(Labeled region rows)
"""
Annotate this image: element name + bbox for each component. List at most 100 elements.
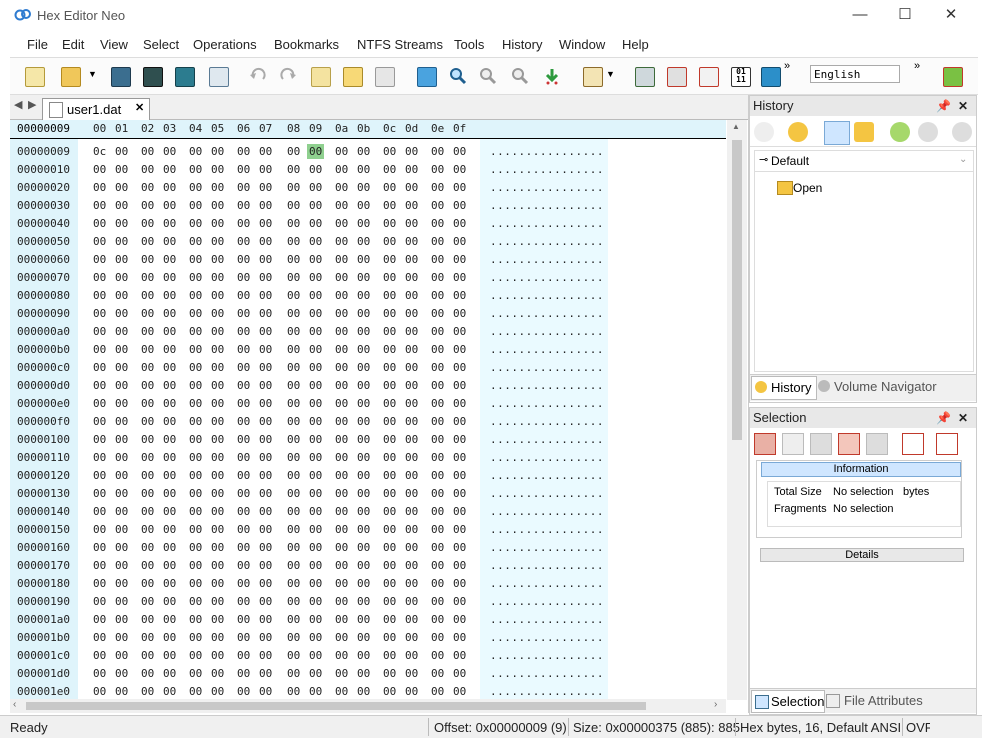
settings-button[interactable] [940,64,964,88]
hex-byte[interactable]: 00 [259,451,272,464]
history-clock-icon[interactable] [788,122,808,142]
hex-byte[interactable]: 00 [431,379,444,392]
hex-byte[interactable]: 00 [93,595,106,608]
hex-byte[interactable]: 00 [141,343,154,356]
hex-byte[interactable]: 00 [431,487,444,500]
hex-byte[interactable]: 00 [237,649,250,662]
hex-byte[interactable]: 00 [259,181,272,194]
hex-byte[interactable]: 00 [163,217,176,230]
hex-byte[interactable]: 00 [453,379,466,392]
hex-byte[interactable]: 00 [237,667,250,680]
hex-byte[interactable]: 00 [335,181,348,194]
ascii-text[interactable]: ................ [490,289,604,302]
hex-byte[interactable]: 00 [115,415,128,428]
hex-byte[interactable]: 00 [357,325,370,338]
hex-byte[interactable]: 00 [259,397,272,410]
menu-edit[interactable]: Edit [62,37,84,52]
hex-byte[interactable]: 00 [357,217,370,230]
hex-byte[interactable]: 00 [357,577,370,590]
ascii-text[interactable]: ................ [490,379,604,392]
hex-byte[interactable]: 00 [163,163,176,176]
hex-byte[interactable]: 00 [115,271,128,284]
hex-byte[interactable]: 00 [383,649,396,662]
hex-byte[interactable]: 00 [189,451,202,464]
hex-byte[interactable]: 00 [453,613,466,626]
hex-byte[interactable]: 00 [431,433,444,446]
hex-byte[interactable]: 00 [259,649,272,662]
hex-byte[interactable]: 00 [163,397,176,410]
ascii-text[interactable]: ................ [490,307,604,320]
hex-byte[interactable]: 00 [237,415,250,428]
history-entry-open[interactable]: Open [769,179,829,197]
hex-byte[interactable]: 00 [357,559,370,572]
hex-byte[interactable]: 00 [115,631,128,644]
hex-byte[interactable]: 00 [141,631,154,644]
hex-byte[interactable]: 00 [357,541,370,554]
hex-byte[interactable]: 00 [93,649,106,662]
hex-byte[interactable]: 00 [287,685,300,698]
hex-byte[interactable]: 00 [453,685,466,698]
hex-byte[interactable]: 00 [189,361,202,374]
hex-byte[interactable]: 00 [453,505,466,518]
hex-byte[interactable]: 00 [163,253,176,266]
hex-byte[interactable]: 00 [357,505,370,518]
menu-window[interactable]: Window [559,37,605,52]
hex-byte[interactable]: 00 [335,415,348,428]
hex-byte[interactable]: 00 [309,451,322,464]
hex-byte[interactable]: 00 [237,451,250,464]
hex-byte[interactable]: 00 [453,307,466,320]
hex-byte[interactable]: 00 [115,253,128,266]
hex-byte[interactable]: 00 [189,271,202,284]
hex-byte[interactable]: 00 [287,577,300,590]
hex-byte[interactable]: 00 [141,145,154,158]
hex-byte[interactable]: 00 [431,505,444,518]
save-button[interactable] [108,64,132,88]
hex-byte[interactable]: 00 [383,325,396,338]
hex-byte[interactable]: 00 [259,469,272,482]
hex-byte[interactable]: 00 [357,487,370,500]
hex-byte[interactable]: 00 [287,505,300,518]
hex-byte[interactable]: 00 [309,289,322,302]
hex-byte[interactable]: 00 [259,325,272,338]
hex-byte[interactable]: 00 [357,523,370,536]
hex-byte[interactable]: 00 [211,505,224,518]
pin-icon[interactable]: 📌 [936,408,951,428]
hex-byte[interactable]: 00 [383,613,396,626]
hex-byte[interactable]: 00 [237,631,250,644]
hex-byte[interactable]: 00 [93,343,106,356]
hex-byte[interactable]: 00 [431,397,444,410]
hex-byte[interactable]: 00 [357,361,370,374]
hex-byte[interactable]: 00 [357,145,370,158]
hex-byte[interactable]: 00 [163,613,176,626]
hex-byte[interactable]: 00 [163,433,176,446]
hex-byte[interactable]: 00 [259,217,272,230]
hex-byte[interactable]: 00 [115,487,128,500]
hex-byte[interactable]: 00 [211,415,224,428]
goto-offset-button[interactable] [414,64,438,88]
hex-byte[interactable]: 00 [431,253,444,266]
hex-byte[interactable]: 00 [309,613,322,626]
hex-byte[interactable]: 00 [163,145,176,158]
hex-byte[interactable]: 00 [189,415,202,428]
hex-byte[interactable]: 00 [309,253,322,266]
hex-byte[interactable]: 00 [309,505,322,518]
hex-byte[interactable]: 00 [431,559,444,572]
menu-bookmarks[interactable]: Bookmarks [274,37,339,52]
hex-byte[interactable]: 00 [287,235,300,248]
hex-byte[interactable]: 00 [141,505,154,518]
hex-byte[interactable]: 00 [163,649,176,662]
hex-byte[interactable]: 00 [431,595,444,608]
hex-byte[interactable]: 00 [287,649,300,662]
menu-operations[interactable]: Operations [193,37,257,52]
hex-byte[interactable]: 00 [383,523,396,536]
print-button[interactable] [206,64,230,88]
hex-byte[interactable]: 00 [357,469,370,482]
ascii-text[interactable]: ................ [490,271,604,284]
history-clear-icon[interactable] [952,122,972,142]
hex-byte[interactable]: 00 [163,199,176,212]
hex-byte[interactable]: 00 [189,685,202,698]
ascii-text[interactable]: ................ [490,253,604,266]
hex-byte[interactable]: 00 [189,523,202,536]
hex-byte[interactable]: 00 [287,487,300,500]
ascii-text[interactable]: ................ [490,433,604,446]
"""
■ YOUR GOAL ■
Retype every line of these rows exactly, leaving the pictures out of your answer.

■ TASK SOLUTION ■
Annotate this image: element name + bbox for each component. List at most 100 elements.
settings-button[interactable] [940,64,964,88]
hex-byte[interactable]: 00 [259,451,272,464]
history-clock-icon[interactable] [788,122,808,142]
hex-byte[interactable]: 00 [431,379,444,392]
hex-byte[interactable]: 00 [93,595,106,608]
hex-byte[interactable]: 00 [141,343,154,356]
hex-byte[interactable]: 00 [431,487,444,500]
hex-byte[interactable]: 00 [237,649,250,662]
hex-byte[interactable]: 00 [259,181,272,194]
hex-byte[interactable]: 00 [163,217,176,230]
hex-byte[interactable]: 00 [453,379,466,392]
hex-byte[interactable]: 00 [237,667,250,680]
hex-byte[interactable]: 00 [335,181,348,194]
ascii-text[interactable]: ................ [490,289,604,302]
hex-byte[interactable]: 00 [115,415,128,428]
hex-byte[interactable]: 00 [357,325,370,338]
hex-byte[interactable]: 00 [259,397,272,410]
menu-edit[interactable]: Edit [62,37,84,52]
hex-byte[interactable]: 00 [357,217,370,230]
hex-byte[interactable]: 00 [357,577,370,590]
ascii-text[interactable]: ................ [490,379,604,392]
hex-byte[interactable]: 00 [163,163,176,176]
hex-byte[interactable]: 00 [115,271,128,284]
hex-byte[interactable]: 00 [383,649,396,662]
hex-byte[interactable]: 00 [189,451,202,464]
hex-byte[interactable]: 00 [453,613,466,626]
hex-byte[interactable]: 00 [431,433,444,446]
hex-byte[interactable]: 00 [259,649,272,662]
hex-byte[interactable]: 00 [163,397,176,410]
ascii-text[interactable]: ................ [490,307,604,320]
hex-byte[interactable]: 00 [237,415,250,428]
history-entry-open[interactable]: Open [769,179,829,197]
hex-byte[interactable]: 00 [357,559,370,572]
hex-byte[interactable]: 00 [115,631,128,644]
hex-byte[interactable]: 00 [141,631,154,644]
hex-byte[interactable]: 00 [357,541,370,554]
hex-byte[interactable]: 00 [93,649,106,662]
hex-byte[interactable]: 00 [287,685,300,698]
hex-byte[interactable]: 00 [453,685,466,698]
hex-byte[interactable]: 00 [189,361,202,374]
hex-byte[interactable]: 00 [453,505,466,518]
hex-byte[interactable]: 00 [163,253,176,266]
hex-byte[interactable]: 00 [357,505,370,518]
menu-window[interactable]: Window [559,37,605,52]
hex-byte[interactable]: 00 [335,415,348,428]
hex-byte[interactable]: 00 [309,451,322,464]
hex-byte[interactable]: 00 [237,451,250,464]
hex-byte[interactable]: 00 [453,307,466,320]
hex-byte[interactable]: 00 [115,253,128,266]
hex-byte[interactable]: 00 [189,271,202,284]
hex-byte[interactable]: 00 [287,577,300,590]
hex-byte[interactable]: 00 [141,145,154,158]
hex-byte[interactable]: 00 [431,505,444,518]
save-button[interactable] [108,64,132,88]
hex-byte[interactable]: 00 [383,325,396,338]
hex-byte[interactable]: 00 [259,469,272,482]
hex-byte[interactable]: 00 [357,487,370,500]
hex-byte[interactable]: 00 [287,505,300,518]
hex-byte[interactable]: 00 [309,289,322,302]
hex-byte[interactable]: 00 [259,325,272,338]
hex-byte[interactable]: 00 [357,523,370,536]
hex-byte[interactable]: 00 [211,505,224,518]
pin-icon[interactable]: 📌 [936,408,951,428]
hex-byte[interactable]: 00 [383,613,396,626]
hex-byte[interactable]: 00 [237,631,250,644]
hex-byte[interactable]: 00 [93,343,106,356]
hex-byte[interactable]: 00 [431,397,444,410]
hex-byte[interactable]: 00 [357,361,370,374]
hex-byte[interactable]: 00 [357,145,370,158]
hex-byte[interactable]: 00 [163,613,176,626]
hex-byte[interactable]: 00 [163,433,176,446]
hex-byte[interactable]: 00 [259,217,272,230]
hex-byte[interactable]: 00 [115,487,128,500]
hex-byte[interactable]: 00 [211,415,224,428]
goto-offset-button[interactable] [414,64,438,88]
hex-byte[interactable]: 00 [431,253,444,266]
hex-byte[interactable]: 00 [309,613,322,626]
hex-byte[interactable]: 00 [163,145,176,158]
hex-byte[interactable]: 00 [189,415,202,428]
hex-byte[interactable]: 00 [309,253,322,266]
hex-byte[interactable]: 00 [309,505,322,518]
hex-byte[interactable]: 00 [431,559,444,572]
menu-bookmarks[interactable]: Bookmarks [274,37,339,52]
hex-byte[interactable]: 00 [287,235,300,248]
hex-byte[interactable]: 00 [141,505,154,518]
hex-byte[interactable]: 00 [163,649,176,662]
hex-byte[interactable]: 00 [431,595,444,608]
hex-byte[interactable]: 00 [287,649,300,662]
menu-operations[interactable]: Operations [193,37,257,52]
hex-byte[interactable]: 00 [383,523,396,536]
print-button[interactable] [206,64,230,88]
hex-byte[interactable]: 00 [357,469,370,482]
ascii-text[interactable]: ................ [490,271,604,284]
history-clear-icon[interactable] [952,122,972,142]
hex-byte[interactable]: 00 [163,199,176,212]
hex-byte[interactable]: 00 [189,685,202,698]
ascii-text[interactable]: ................ [490,253,604,266]
hex-byte[interactable]: 00 [189,523,202,536]
hex-byte[interactable]: 00 [287,487,300,500]
ascii-text[interactable]: ................ [490,433,604,446]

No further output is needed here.